**The problem**. In the entries below, count every line containing "Course". Reply with the number alone.

**Entries supplied**.
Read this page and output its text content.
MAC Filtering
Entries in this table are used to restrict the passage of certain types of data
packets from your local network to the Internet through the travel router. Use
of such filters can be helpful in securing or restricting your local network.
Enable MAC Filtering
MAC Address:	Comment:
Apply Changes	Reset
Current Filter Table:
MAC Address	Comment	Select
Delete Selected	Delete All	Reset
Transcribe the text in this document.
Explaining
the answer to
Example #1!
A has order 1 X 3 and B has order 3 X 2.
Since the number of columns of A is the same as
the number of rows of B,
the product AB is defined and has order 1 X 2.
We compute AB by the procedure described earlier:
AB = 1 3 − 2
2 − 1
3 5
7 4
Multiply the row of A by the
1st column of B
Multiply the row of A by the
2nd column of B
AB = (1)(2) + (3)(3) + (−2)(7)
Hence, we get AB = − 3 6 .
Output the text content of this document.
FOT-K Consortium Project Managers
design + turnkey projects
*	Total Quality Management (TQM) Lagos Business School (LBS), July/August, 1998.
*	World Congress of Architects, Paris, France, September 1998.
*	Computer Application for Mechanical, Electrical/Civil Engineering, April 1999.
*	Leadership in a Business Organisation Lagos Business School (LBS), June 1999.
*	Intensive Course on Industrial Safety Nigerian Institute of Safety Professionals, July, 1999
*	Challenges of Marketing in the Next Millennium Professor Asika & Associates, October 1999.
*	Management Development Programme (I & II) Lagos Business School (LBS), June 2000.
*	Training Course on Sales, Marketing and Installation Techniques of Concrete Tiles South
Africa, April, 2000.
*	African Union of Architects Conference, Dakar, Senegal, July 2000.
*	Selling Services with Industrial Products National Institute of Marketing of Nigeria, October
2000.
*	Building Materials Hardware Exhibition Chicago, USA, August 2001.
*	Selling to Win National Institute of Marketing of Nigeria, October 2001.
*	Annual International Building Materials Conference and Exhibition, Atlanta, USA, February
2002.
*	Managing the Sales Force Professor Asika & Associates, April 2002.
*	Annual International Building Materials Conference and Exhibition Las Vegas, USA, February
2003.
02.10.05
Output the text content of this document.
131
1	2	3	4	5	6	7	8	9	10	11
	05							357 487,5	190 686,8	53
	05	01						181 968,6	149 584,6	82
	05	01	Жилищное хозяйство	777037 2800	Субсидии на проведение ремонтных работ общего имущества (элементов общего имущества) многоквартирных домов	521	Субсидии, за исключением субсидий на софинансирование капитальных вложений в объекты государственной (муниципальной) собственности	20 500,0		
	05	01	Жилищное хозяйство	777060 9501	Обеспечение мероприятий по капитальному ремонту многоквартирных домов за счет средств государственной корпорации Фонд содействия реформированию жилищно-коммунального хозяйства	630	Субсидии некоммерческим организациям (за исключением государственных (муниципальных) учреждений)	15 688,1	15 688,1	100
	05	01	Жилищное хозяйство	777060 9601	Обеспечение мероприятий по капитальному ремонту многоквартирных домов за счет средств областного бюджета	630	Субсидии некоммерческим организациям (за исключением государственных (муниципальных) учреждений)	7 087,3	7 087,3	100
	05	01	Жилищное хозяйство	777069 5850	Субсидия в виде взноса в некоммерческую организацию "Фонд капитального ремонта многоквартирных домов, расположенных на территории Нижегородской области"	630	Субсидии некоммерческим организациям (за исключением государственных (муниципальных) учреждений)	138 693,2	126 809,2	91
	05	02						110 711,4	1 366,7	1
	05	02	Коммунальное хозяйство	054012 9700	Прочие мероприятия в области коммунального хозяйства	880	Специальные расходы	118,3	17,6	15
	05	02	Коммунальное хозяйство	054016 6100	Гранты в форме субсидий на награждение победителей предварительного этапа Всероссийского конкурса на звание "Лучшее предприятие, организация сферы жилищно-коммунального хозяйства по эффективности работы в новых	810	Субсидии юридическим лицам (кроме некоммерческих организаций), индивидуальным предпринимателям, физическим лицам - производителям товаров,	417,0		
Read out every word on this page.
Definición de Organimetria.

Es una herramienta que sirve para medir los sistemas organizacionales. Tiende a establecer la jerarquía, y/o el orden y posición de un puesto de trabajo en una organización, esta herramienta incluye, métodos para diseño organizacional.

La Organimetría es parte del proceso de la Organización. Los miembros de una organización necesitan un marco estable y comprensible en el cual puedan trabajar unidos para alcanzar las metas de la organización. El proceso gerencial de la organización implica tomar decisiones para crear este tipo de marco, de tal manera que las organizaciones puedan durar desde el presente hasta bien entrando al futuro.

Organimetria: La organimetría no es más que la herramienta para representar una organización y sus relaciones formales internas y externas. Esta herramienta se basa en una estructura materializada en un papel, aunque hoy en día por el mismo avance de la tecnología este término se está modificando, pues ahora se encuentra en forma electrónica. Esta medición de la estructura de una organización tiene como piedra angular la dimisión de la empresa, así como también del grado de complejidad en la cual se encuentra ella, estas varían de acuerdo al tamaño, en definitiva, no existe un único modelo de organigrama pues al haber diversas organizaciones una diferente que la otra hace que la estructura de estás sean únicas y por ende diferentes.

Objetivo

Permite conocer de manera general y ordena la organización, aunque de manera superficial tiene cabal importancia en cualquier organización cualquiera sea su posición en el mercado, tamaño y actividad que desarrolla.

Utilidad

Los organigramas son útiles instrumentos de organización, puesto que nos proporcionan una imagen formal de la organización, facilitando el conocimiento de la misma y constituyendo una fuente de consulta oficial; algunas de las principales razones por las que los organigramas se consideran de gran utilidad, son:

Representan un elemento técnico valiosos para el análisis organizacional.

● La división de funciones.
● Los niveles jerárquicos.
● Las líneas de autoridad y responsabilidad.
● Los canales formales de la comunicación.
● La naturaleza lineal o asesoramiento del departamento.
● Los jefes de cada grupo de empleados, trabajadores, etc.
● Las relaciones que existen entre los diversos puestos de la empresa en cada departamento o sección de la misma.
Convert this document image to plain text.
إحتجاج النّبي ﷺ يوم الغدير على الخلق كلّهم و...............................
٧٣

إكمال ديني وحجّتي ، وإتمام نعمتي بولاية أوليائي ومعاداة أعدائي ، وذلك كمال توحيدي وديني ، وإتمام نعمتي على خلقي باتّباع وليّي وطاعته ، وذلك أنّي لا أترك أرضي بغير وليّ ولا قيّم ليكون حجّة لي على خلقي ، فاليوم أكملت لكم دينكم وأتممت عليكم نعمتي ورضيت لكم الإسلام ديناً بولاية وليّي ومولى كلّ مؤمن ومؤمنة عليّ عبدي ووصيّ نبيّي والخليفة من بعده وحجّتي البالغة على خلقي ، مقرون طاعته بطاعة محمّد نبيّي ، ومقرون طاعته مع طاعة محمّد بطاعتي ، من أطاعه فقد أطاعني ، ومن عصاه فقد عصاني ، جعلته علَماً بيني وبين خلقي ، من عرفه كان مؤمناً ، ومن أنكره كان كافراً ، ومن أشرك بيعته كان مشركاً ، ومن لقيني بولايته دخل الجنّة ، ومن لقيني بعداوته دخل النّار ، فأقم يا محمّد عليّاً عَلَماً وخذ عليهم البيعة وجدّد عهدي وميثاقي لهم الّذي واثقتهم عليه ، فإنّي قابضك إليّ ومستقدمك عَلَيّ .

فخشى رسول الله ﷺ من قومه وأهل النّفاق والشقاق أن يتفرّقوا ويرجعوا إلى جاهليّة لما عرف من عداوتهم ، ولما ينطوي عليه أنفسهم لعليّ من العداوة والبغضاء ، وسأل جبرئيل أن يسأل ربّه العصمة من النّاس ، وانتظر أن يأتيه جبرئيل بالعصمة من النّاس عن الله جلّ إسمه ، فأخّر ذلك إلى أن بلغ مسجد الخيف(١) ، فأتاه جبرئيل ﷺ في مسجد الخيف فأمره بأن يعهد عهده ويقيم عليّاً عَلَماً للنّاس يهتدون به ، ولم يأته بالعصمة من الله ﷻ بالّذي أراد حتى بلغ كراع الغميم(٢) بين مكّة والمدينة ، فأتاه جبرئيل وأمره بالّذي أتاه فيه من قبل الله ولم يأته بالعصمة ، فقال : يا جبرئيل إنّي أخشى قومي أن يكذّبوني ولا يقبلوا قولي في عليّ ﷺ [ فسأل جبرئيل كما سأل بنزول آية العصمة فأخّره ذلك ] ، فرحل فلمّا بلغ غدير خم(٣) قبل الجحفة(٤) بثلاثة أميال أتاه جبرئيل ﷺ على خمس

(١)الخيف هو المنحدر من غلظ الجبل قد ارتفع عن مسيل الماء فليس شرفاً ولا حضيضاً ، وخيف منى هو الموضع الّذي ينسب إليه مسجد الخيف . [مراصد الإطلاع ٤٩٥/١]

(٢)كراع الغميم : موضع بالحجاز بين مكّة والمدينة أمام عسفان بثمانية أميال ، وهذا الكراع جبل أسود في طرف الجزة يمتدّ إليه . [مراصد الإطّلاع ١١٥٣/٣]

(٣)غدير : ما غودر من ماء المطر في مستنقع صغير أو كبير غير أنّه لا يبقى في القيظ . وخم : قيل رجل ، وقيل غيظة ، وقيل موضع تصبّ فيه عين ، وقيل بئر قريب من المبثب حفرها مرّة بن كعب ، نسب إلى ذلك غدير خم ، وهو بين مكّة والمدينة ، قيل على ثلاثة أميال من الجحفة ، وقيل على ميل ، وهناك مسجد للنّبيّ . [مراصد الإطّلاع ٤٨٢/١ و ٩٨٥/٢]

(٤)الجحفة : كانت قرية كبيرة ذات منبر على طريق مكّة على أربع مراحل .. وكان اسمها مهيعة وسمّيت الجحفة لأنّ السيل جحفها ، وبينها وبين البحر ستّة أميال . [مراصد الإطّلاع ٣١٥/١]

**Output**. 2